=== The records ===

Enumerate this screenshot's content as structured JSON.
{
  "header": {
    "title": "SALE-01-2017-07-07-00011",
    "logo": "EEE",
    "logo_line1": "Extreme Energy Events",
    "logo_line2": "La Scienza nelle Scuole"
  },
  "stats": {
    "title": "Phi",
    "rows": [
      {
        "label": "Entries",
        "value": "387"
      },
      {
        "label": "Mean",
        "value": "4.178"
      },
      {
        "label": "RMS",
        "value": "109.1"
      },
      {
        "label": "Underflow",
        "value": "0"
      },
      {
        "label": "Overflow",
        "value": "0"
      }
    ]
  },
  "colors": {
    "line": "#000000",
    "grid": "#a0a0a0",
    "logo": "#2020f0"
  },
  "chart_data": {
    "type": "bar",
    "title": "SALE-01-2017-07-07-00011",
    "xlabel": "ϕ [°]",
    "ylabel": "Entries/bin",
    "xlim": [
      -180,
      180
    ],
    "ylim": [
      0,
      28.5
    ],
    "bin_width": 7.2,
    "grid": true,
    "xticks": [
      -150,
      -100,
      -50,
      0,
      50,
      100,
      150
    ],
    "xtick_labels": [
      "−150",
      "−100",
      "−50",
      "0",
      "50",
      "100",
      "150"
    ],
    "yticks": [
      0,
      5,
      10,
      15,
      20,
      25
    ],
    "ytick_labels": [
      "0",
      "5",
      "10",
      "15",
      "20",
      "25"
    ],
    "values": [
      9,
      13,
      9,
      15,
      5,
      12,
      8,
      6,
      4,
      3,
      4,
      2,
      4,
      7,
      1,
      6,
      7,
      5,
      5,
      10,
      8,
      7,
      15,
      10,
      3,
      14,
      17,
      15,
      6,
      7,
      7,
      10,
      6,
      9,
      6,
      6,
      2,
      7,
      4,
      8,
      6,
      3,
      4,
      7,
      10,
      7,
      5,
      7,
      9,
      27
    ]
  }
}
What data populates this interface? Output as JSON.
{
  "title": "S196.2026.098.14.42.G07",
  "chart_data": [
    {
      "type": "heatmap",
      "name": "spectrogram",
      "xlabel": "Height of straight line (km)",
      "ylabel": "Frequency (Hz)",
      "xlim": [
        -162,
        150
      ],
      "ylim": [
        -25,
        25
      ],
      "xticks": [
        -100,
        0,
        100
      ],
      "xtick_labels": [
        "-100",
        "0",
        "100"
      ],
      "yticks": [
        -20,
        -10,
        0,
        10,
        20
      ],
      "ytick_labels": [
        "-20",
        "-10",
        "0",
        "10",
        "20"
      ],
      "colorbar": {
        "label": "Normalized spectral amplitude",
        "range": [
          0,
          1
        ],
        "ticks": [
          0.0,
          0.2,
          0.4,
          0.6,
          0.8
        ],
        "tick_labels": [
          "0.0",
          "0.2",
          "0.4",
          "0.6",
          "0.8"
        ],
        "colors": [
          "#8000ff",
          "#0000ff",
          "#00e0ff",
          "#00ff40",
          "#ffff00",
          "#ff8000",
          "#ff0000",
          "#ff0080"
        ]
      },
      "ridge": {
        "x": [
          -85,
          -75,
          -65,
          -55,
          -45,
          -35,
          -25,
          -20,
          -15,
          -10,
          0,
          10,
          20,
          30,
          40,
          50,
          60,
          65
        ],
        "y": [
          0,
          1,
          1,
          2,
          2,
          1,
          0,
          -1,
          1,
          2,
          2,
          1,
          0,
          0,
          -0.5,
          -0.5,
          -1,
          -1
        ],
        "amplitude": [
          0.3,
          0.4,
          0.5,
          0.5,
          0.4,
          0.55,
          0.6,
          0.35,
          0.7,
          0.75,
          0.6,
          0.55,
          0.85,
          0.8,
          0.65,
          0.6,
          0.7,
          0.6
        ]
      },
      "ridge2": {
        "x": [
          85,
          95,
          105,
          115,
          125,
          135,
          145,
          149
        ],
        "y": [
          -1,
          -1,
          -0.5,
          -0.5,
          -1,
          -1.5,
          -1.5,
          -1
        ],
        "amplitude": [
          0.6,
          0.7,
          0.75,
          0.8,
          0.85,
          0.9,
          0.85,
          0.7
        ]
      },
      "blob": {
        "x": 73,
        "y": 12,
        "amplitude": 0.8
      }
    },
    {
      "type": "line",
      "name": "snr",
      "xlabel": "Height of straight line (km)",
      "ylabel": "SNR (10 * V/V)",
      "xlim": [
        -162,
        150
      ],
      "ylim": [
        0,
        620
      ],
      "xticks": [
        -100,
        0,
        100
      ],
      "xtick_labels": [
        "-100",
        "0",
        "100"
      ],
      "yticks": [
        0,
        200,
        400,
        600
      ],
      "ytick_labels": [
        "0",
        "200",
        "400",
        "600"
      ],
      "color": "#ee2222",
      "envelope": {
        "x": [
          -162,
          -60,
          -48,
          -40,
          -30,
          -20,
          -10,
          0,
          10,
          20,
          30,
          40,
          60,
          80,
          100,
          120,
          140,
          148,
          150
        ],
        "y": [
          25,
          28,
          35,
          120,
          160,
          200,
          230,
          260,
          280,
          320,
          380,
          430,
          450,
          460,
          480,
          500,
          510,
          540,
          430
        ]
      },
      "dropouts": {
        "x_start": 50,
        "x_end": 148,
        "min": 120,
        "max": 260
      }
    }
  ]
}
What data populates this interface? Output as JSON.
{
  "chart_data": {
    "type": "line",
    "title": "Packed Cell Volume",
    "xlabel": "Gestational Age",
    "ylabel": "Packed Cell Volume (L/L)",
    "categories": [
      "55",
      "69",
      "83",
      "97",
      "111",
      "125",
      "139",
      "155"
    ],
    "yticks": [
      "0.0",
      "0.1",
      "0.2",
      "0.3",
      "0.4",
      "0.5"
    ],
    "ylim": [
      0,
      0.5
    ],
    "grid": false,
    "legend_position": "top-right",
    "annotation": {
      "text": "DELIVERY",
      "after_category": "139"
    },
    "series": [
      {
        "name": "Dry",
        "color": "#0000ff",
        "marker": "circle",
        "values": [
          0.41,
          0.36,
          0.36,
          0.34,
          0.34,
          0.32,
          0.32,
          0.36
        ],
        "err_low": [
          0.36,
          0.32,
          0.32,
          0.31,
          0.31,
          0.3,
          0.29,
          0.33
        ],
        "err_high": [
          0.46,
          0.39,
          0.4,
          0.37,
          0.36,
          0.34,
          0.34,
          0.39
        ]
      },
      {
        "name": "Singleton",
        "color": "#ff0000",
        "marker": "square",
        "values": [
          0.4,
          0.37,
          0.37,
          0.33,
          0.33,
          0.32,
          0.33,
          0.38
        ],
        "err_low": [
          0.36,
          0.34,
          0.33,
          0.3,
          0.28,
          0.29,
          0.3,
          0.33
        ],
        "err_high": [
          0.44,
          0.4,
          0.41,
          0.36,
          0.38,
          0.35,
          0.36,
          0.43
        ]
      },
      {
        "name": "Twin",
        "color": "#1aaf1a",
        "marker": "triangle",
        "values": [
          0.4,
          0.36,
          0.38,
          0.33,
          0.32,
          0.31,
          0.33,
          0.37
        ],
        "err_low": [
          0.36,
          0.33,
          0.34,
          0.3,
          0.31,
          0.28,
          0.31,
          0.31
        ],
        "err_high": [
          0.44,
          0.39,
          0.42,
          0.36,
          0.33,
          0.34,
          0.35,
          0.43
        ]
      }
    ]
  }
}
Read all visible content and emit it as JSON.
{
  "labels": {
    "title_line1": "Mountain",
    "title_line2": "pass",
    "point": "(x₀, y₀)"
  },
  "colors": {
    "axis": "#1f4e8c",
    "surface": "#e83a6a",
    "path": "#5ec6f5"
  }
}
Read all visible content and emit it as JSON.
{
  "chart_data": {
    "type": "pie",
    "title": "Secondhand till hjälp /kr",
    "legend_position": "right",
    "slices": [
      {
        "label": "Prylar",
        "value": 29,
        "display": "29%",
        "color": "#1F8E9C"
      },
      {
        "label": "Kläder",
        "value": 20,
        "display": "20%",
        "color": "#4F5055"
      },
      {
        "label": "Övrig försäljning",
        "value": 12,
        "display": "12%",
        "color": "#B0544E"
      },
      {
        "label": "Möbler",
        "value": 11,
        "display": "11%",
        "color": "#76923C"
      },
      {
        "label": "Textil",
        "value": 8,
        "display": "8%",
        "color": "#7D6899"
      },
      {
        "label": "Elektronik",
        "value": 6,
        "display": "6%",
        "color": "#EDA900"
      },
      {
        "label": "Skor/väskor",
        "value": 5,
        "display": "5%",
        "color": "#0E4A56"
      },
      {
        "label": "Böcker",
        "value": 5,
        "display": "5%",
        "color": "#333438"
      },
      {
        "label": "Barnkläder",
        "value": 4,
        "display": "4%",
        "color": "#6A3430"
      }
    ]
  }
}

===

## Aim
What is the number of lines in these records that contain "amplitude"? Reply with the number only.

## Exercise response
4